*Do this:* Write down each entry again, exactly as it reads.

*Information provided:*
——

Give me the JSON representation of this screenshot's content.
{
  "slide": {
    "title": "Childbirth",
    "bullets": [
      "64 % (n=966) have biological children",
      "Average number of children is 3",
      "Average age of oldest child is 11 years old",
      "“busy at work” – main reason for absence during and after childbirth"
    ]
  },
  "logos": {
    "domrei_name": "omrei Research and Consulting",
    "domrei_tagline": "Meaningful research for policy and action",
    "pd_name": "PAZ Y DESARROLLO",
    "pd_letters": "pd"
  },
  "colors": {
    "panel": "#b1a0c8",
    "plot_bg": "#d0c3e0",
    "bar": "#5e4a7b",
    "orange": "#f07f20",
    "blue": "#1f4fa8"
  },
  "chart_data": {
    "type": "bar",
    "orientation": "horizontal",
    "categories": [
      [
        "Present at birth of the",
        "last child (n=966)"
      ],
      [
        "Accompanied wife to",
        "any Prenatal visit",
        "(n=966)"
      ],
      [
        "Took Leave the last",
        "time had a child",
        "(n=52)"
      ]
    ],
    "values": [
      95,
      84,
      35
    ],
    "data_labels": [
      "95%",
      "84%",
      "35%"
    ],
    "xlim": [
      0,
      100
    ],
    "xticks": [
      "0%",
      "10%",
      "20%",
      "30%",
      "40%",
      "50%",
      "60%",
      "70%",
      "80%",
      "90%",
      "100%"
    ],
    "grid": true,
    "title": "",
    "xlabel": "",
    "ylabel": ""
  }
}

——

*Written response:*
Give me the JSON representation of this screenshot's content.
{
  "slide": {
    "title": "Childbirth",
    "bullets": [
      "64 % (n=966) have biological children",
      "Average number of children is 3",
      "Average age of oldest child is 11 years old",
      "“busy at work” – main reason for absence during and after childbirth"
    ]
  },
  "logos": {
    "domrei_name": "omrei Research and Consulting",
    "domrei_tagline": "Meaningful research for policy and action",
    "pd_name": "PAZ Y DESARROLLO",
    "pd_letters": "pd"
  },
  "colors": {
    "panel": "#b1a0c8",
    "plot_bg": "#d0c3e0",
    "bar": "#5e4a7b",
    "orange": "#f07f20",
    "blue": "#1f4fa8"
  },
  "chart_data": {
    "type": "bar",
    "orientation": "horizontal",
    "categories": [
      [
        "Present at birth of the",
        "last child (n=966)"
      ],
      [
        "Accompanied wife to",
        "any Prenatal visit",
        "(n=966)"
      ],
      [
        "Took Leave the last",
        "time had a child",
        "(n=52)"
      ]
    ],
    "values": [
      95,
      84,
      35
    ],
    "data_labels": [
      "95%",
      "84%",
      "35%"
    ],
    "xlim": [
      0,
      100
    ],
    "xticks": [
      "0%",
      "10%",
      "20%",
      "30%",
      "40%",
      "50%",
      "60%",
      "70%",
      "80%",
      "90%",
      "100%"
    ],
    "grid": true,
    "title": "",
    "xlabel": "",
    "ylabel": ""
  }
}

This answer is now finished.